Reproduce all the entries exactly.

Dataset rows
START

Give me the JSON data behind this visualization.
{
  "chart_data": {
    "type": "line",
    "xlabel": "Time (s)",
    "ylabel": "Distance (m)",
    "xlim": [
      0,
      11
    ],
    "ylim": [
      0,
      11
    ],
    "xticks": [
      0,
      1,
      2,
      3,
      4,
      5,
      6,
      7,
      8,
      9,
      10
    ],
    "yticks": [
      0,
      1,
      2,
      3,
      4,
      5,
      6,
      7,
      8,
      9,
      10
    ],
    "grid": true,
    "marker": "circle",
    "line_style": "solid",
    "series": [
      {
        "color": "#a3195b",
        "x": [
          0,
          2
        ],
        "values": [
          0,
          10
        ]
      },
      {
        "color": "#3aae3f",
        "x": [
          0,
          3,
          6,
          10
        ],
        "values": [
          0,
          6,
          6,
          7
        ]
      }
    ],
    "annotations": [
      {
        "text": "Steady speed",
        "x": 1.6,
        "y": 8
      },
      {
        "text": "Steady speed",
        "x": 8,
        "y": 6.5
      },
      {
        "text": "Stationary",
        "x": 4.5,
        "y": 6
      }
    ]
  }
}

END

Exercise response
Give me the JSON data behind this visualization.
{
  "chart_data": {
    "type": "line",
    "xlabel": "Time (s)",
    "ylabel": "Distance (m)",
    "xlim": [
      0,
      11
    ],
    "ylim": [
      0,
      11
    ],
    "xticks": [
      0,
      1,
      2,
      3,
      4,
      5,
      6,
      7,
      8,
      9,
      10
    ],
    "yticks": [
      0,
      1,
      2,
      3,
      4,
      5,
      6,
      7,
      8,
      9,
      10
    ],
    "grid": true,
    "marker": "circle",
    "line_style": "solid",
    "series": [
      {
        "color": "#a3195b",
        "x": [
          0,
          2
        ],
        "values": [
          0,
          10
        ]
      },
      {
        "color": "#3aae3f",
        "x": [
          0,
          3,
          6,
          10
        ],
        "values": [
          0,
          6,
          6,
          7
        ]
      }
    ],
    "annotations": [
      {
        "text": "Steady speed",
        "x": 1.6,
        "y": 8
      },
      {
        "text": "Steady speed",
        "x": 8,
        "y": 6.5
      },
      {
        "text": "Stationary",
        "x": 4.5,
        "y": 6
      }
    ]
  }
}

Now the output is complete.